Write the records out again, keeping each line exactly as it is.

-- begin --

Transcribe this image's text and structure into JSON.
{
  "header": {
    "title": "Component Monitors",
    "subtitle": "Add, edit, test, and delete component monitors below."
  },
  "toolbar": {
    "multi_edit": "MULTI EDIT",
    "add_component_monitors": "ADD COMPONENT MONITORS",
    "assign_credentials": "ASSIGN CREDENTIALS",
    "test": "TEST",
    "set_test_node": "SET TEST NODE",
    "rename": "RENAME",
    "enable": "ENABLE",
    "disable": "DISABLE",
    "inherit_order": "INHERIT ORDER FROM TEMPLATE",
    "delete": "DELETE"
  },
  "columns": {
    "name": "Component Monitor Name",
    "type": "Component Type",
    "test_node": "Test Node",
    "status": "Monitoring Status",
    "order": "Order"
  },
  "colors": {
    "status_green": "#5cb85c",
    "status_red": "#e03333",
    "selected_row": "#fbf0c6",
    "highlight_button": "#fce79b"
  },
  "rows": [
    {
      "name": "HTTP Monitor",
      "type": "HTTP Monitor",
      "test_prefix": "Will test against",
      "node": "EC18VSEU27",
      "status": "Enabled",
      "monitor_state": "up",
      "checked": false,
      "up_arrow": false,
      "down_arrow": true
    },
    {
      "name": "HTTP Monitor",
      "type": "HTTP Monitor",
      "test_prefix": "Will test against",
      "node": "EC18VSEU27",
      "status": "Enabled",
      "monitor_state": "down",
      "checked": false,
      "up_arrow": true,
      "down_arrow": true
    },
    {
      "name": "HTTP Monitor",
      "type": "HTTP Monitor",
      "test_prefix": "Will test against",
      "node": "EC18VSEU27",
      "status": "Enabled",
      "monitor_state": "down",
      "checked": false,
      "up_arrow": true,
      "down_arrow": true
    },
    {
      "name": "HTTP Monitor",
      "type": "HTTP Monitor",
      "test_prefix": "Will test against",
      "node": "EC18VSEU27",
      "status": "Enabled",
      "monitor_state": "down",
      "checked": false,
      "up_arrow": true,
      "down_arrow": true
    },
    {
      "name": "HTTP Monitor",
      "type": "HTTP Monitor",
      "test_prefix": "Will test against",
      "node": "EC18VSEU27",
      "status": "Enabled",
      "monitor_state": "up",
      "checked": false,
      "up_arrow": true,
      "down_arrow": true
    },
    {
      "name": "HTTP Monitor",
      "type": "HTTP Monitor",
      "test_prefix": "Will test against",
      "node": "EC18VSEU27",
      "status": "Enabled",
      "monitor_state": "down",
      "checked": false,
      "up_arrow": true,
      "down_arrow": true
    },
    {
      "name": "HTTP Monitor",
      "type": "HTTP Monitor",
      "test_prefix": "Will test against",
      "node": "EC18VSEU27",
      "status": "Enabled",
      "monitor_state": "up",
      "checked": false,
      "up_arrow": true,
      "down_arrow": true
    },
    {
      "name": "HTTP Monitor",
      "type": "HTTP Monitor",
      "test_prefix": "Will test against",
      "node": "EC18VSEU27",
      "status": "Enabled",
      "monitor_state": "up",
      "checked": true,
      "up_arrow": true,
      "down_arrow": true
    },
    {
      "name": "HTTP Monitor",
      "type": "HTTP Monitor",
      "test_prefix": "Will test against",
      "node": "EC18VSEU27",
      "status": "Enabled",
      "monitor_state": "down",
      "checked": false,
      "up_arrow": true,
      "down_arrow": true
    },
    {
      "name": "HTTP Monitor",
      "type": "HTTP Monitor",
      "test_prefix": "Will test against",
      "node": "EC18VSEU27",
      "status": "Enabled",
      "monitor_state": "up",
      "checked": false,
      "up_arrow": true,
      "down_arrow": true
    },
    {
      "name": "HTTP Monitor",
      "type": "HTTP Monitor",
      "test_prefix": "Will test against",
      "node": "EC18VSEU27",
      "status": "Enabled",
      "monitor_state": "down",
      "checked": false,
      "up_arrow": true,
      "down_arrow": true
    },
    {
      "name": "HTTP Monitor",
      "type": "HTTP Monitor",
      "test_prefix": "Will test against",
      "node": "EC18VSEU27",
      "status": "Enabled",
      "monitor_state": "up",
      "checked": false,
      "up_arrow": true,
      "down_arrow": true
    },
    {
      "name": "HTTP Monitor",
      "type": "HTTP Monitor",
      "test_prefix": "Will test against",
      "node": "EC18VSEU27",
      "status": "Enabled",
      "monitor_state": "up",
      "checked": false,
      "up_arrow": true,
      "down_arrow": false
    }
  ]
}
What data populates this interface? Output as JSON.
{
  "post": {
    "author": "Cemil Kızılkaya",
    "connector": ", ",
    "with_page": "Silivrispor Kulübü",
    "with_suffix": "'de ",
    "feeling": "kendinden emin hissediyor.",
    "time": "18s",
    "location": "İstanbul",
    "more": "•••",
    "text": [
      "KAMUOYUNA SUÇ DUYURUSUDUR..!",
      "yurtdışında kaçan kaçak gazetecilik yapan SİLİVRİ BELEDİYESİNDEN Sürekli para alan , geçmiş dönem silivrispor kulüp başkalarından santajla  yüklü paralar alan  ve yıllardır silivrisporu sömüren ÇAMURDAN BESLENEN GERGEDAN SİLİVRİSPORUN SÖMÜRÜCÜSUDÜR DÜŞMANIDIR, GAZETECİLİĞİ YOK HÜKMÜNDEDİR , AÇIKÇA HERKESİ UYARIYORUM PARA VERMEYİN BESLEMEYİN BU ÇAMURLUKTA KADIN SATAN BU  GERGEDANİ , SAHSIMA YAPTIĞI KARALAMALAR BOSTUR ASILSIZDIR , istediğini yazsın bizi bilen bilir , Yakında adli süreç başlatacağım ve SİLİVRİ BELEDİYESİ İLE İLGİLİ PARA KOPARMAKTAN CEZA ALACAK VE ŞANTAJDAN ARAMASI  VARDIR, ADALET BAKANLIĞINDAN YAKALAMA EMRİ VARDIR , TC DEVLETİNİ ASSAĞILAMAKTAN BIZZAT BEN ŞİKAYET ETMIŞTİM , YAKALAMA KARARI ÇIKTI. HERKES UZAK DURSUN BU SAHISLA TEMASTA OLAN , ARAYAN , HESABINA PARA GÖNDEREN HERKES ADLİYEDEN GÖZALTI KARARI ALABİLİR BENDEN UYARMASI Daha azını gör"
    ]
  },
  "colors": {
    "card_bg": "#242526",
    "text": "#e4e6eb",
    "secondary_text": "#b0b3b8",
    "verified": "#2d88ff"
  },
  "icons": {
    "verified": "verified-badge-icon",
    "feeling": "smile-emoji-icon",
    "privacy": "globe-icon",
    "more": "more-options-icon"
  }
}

-- end --

▶ [RESPONSE TO THE EXERCISE]:
Transcribe this image's text and structure into JSON.
{
  "header": {
    "title": "Component Monitors",
    "subtitle": "Add, edit, test, and delete component monitors below."
  },
  "toolbar": {
    "multi_edit": "MULTI EDIT",
    "add_component_monitors": "ADD COMPONENT MONITORS",
    "assign_credentials": "ASSIGN CREDENTIALS",
    "test": "TEST",
    "set_test_node": "SET TEST NODE",
    "rename": "RENAME",
    "enable": "ENABLE",
    "disable": "DISABLE",
    "inherit_order": "INHERIT ORDER FROM TEMPLATE",
    "delete": "DELETE"
  },
  "columns": {
    "name": "Component Monitor Name",
    "type": "Component Type",
    "test_node": "Test Node",
    "status": "Monitoring Status",
    "order": "Order"
  },
  "colors": {
    "status_green": "#5cb85c",
    "status_red": "#e03333",
    "selected_row": "#fbf0c6",
    "highlight_button": "#fce79b"
  },
  "rows": [
    {
      "name": "HTTP Monitor",
      "type": "HTTP Monitor",
      "test_prefix": "Will test against",
      "node": "EC18VSEU27",
      "status": "Enabled",
      "monitor_state": "up",
      "checked": false,
      "up_arrow": false,
      "down_arrow": true
    },
    {
      "name": "HTTP Monitor",
      "type": "HTTP Monitor",
      "test_prefix": "Will test against",
      "node": "EC18VSEU27",
      "status": "Enabled",
      "monitor_state": "down",
      "checked": false,
      "up_arrow": true,
      "down_arrow": true
    },
    {
      "name": "HTTP Monitor",
      "type": "HTTP Monitor",
      "test_prefix": "Will test against",
      "node": "EC18VSEU27",
      "status": "Enabled",
      "monitor_state": "down",
      "checked": false,
      "up_arrow": true,
      "down_arrow": true
    },
    {
      "name": "HTTP Monitor",
      "type": "HTTP Monitor",
      "test_prefix": "Will test against",
      "node": "EC18VSEU27",
      "status": "Enabled",
      "monitor_state": "down",
      "checked": false,
      "up_arrow": true,
      "down_arrow": true
    },
    {
      "name": "HTTP Monitor",
      "type": "HTTP Monitor",
      "test_prefix": "Will test against",
      "node": "EC18VSEU27",
      "status": "Enabled",
      "monitor_state": "up",
      "checked": false,
      "up_arrow": true,
      "down_arrow": true
    },
    {
      "name": "HTTP Monitor",
      "type": "HTTP Monitor",
      "test_prefix": "Will test against",
      "node": "EC18VSEU27",
      "status": "Enabled",
      "monitor_state": "down",
      "checked": false,
      "up_arrow": true,
      "down_arrow": true
    },
    {
      "name": "HTTP Monitor",
      "type": "HTTP Monitor",
      "test_prefix": "Will test against",
      "node": "EC18VSEU27",
      "status": "Enabled",
      "monitor_state": "up",
      "checked": false,
      "up_arrow": true,
      "down_arrow": true
    },
    {
      "name": "HTTP Monitor",
      "type": "HTTP Monitor",
      "test_prefix": "Will test against",
      "node": "EC18VSEU27",
      "status": "Enabled",
      "monitor_state": "up",
      "checked": true,
      "up_arrow": true,
      "down_arrow": true
    },
    {
      "name": "HTTP Monitor",
      "type": "HTTP Monitor",
      "test_prefix": "Will test against",
      "node": "EC18VSEU27",
      "status": "Enabled",
      "monitor_state": "down",
      "checked": false,
      "up_arrow": true,
      "down_arrow": true
    },
    {
      "name": "HTTP Monitor",
      "type": "HTTP Monitor",
      "test_prefix": "Will test against",
      "node": "EC18VSEU27",
      "status": "Enabled",
      "monitor_state": "up",
      "checked": false,
      "up_arrow": true,
      "down_arrow": true
    },
    {
      "name": "HTTP Monitor",
      "type": "HTTP Monitor",
      "test_prefix": "Will test against",
      "node": "EC18VSEU27",
      "status": "Enabled",
      "monitor_state": "down",
      "checked": false,
      "up_arrow": true,
      "down_arrow": true
    },
    {
      "name": "HTTP Monitor",
      "type": "HTTP Monitor",
      "test_prefix": "Will test against",
      "node": "EC18VSEU27",
      "status": "Enabled",
      "monitor_state": "up",
      "checked": false,
      "up_arrow": true,
      "down_arrow": true
    },
    {
      "name": "HTTP Monitor",
      "type": "HTTP Monitor",
      "test_prefix": "Will test against",
      "node": "EC18VSEU27",
      "status": "Enabled",
      "monitor_state": "up",
      "checked": false,
      "up_arrow": true,
      "down_arrow": false
    }
  ]
}
What data populates this interface? Output as JSON.
{
  "post": {
    "author": "Cemil Kızılkaya",
    "connector": ", ",
    "with_page": "Silivrispor Kulübü",
    "with_suffix": "'de ",
    "feeling": "kendinden emin hissediyor.",
    "time": "18s",
    "location": "İstanbul",
    "more": "•••",
    "text": [
      "KAMUOYUNA SUÇ DUYURUSUDUR..!",
      "yurtdışında kaçan kaçak gazetecilik yapan SİLİVRİ BELEDİYESİNDEN Sürekli para alan , geçmiş dönem silivrispor kulüp başkalarından santajla  yüklü paralar alan  ve yıllardır silivrisporu sömüren ÇAMURDAN BESLENEN GERGEDAN SİLİVRİSPORUN SÖMÜRÜCÜSUDÜR DÜŞMANIDIR, GAZETECİLİĞİ YOK HÜKMÜNDEDİR , AÇIKÇA HERKESİ UYARIYORUM PARA VERMEYİN BESLEMEYİN BU ÇAMURLUKTA KADIN SATAN BU  GERGEDANİ , SAHSIMA YAPTIĞI KARALAMALAR BOSTUR ASILSIZDIR , istediğini yazsın bizi bilen bilir , Yakında adli süreç başlatacağım ve SİLİVRİ BELEDİYESİ İLE İLGİLİ PARA KOPARMAKTAN CEZA ALACAK VE ŞANTAJDAN ARAMASI  VARDIR, ADALET BAKANLIĞINDAN YAKALAMA EMRİ VARDIR , TC DEVLETİNİ ASSAĞILAMAKTAN BIZZAT BEN ŞİKAYET ETMIŞTİM , YAKALAMA KARARI ÇIKTI. HERKES UZAK DURSUN BU SAHISLA TEMASTA OLAN , ARAYAN , HESABINA PARA GÖNDEREN HERKES ADLİYEDEN GÖZALTI KARARI ALABİLİR BENDEN UYARMASI Daha azını gör"
    ]
  },
  "colors": {
    "card_bg": "#242526",
    "text": "#e4e6eb",
    "secondary_text": "#b0b3b8",
    "verified": "#2d88ff"
  },
  "icons": {
    "verified": "verified-badge-icon",
    "feeling": "smile-emoji-icon",
    "privacy": "globe-icon",
    "more": "more-options-icon"
  }
}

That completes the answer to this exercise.